**** DATASET EXCERPTS ****

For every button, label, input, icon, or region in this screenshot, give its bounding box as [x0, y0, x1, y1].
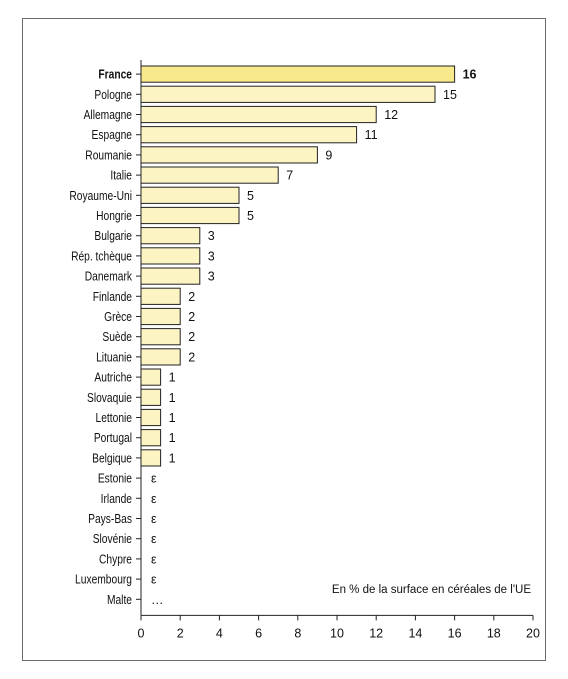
value-label-chypre: ε [151, 552, 157, 566]
bar-autriche [140, 368, 162, 386]
category-label-pologne: Pologne [94, 89, 132, 102]
value-label-portugal: 1 [169, 431, 176, 445]
bar-royaume-uni [140, 186, 240, 204]
value-label-italie: 7 [286, 169, 293, 183]
value-label-pays-bas: ε [151, 512, 157, 526]
bar-espagne [140, 126, 358, 144]
bar-rep-tcheque [140, 247, 201, 265]
x-tick-label-14: 14 [408, 626, 422, 640]
bar-lituanie [140, 348, 181, 366]
category-label-roumanie: Roumanie [85, 150, 132, 163]
category-label-pays-bas: Pays-Bas [88, 513, 132, 526]
category-label-france: France [98, 69, 132, 82]
category-label-slovenie: Slovénie [93, 533, 132, 546]
category-label-portugal: Portugal [94, 432, 132, 445]
category-label-finlande: Finlande [93, 291, 132, 304]
value-label-lituanie: 2 [188, 350, 195, 364]
chart-frame: France 16 Pologne 15 Allemagne 12 Espagne 11 Rou… [22, 18, 546, 661]
bar-france [140, 65, 456, 83]
value-label-bulgarie: 3 [208, 229, 215, 243]
value-label-pologne: 15 [443, 88, 457, 102]
value-label-royaume-uni: 5 [247, 189, 254, 203]
value-label-rep-tcheque: 3 [208, 249, 215, 263]
category-label-irlande: Irlande [101, 493, 132, 506]
category-label-hongrie: Hongrie [96, 210, 132, 223]
bar-lettonie [140, 408, 162, 427]
value-label-finlande: 2 [188, 290, 195, 304]
bar-suede [140, 328, 181, 346]
value-label-grece: 2 [188, 310, 195, 324]
category-label-danemark: Danemark [85, 271, 133, 284]
category-label-lituanie: Lituanie [96, 352, 132, 365]
value-label-slovaquie: 1 [169, 391, 176, 405]
category-label-grece: Grèce [104, 311, 132, 324]
category-label-chypre: Chypre [99, 554, 132, 567]
x-tick-label-6: 6 [255, 626, 262, 640]
category-label-luxembourg: Luxembourg [75, 574, 132, 587]
category-label-allemagne: Allemagne [84, 109, 132, 122]
category-label-espagne: Espagne [92, 129, 132, 142]
value-label-suede: 2 [188, 330, 195, 344]
bar-grece [140, 307, 181, 326]
value-label-autriche: 1 [169, 371, 176, 385]
value-label-france: 16 [463, 68, 477, 82]
value-label-luxembourg: ε [151, 573, 157, 587]
value-label-belgique: 1 [169, 451, 176, 465]
x-tick-label-10: 10 [330, 626, 344, 640]
x-tick-label-12: 12 [369, 626, 383, 640]
category-label-belgique: Belgique [92, 453, 132, 466]
bar-slovaquie [140, 388, 162, 406]
value-label-hongrie: 5 [247, 209, 254, 223]
bar-hongrie [140, 206, 240, 225]
category-label-autriche: Autriche [94, 372, 132, 385]
value-label-roumanie: 9 [325, 148, 332, 162]
bar-belgique [140, 449, 162, 467]
bar-pologne [140, 85, 436, 103]
value-label-allemagne: 12 [384, 108, 398, 122]
x-tick-label-20: 20 [526, 626, 540, 640]
category-label-italie: Italie [110, 170, 132, 183]
category-label-bulgarie: Bulgarie [94, 230, 132, 243]
value-label-espagne: 11 [365, 128, 378, 142]
category-label-slovaquie: Slovaquie [87, 392, 132, 405]
x-tick-label-18: 18 [487, 626, 501, 640]
value-label-irlande: ε [151, 492, 157, 506]
category-label-lettonie: Lettonie [96, 412, 132, 425]
bar-danemark [140, 267, 201, 285]
category-label-suede: Suède [102, 331, 132, 344]
x-tick-label-16: 16 [448, 626, 462, 640]
category-label-malte: Malte [107, 594, 132, 607]
value-label-lettonie: 1 [169, 411, 176, 425]
bar-bulgarie [140, 227, 201, 245]
category-label-estonie: Estonie [98, 473, 132, 486]
x-tick-label-8: 8 [294, 626, 301, 640]
value-label-danemark: 3 [208, 270, 215, 284]
value-label-malte: … [151, 593, 164, 607]
bar-italie [140, 166, 279, 184]
bar-roumanie [140, 146, 318, 164]
unit-annotation: En % de la surface en céréales de l'UE [332, 584, 531, 596]
x-tick-label-0: 0 [138, 626, 145, 640]
value-label-estonie: ε [151, 472, 157, 486]
bar-allemagne [140, 105, 377, 124]
x-tick-label-4: 4 [216, 626, 223, 640]
x-tick-label-2: 2 [177, 626, 184, 640]
bar-finlande [140, 287, 181, 305]
value-label-slovenie: ε [151, 532, 157, 546]
category-label-royaume-uni: Royaume-Uni [69, 190, 132, 203]
bar-portugal [140, 429, 162, 447]
category-label-rep-tcheque: Rép. tchèque [71, 251, 132, 264]
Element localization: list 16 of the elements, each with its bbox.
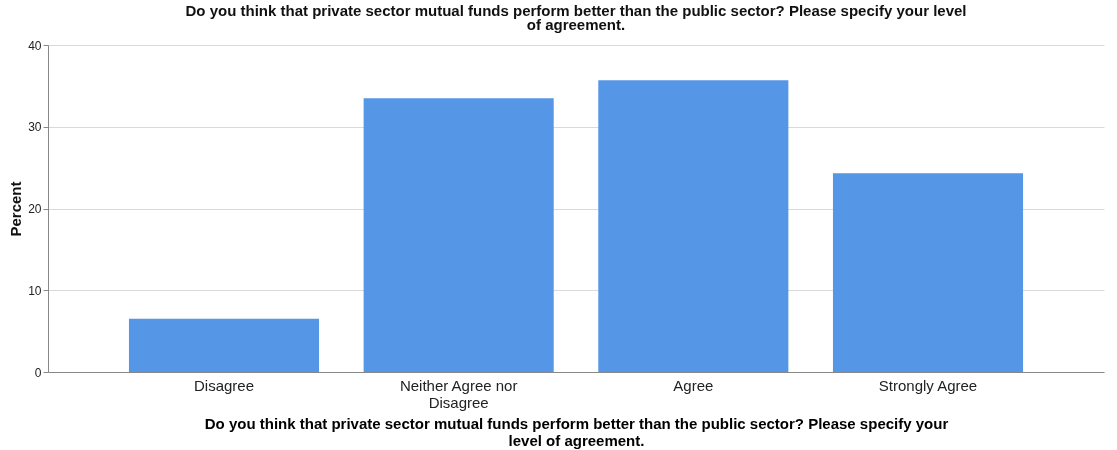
y-tick-label: 40	[28, 38, 42, 53]
bar	[832, 173, 1024, 372]
y-tick-label: 20	[28, 202, 42, 216]
x-tick-label: Agree	[673, 376, 714, 394]
bar	[598, 80, 789, 372]
bar	[128, 318, 320, 372]
bar	[363, 98, 554, 372]
y-axis-title: Percent	[7, 181, 25, 237]
x-tick-label: Strongly Agree	[878, 376, 978, 394]
chart-title: Do you think that private sector mutual funds perform better than the public sector? Please specify your level of agreement.	[185, 2, 967, 33]
x-tick-label: Disagree	[193, 376, 255, 394]
y-tick-label: 10	[28, 283, 42, 298]
y-tick-label: 0	[34, 365, 42, 380]
x-tick-label: Neither Agree nor Disagree	[399, 376, 518, 411]
y-tick-label: 30	[28, 120, 42, 135]
x-axis-title: Do you think that private sector mutual funds perform better than the public sector? Please specify your level of agreement.	[204, 414, 949, 449]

****

**TASK:**
Rewrite the entries from the line with "38, 42, 53]" through the end of the entries, replacing "Percent" with "Percentage" and leaving everything else unchanged.

**ANSWER TO THIS PROBLEM:**
y-tick-label: 40	[28, 38, 42, 53]
bar	[832, 173, 1024, 372]
y-tick-label: 20	[28, 202, 42, 216]
x-tick-label: Agree	[673, 376, 714, 394]
bar	[598, 80, 789, 372]
bar	[128, 318, 320, 372]
bar	[363, 98, 554, 372]
y-axis-title: Percentage	[7, 181, 25, 237]
x-tick-label: Strongly Agree	[878, 376, 978, 394]
chart-title: Do you think that private sector mutual funds perform better than the public sector? Please specify your level of agreement.	[185, 2, 967, 33]
x-tick-label: Disagree	[193, 376, 255, 394]
y-tick-label: 10	[28, 283, 42, 298]
y-tick-label: 0	[34, 365, 42, 380]
x-tick-label: Neither Agree nor Disagree	[399, 376, 518, 411]
y-tick-label: 30	[28, 120, 42, 135]
x-axis-title: Do you think that private sector mutual funds perform better than the public sector? Please specify your level of agreement.	[204, 414, 949, 449]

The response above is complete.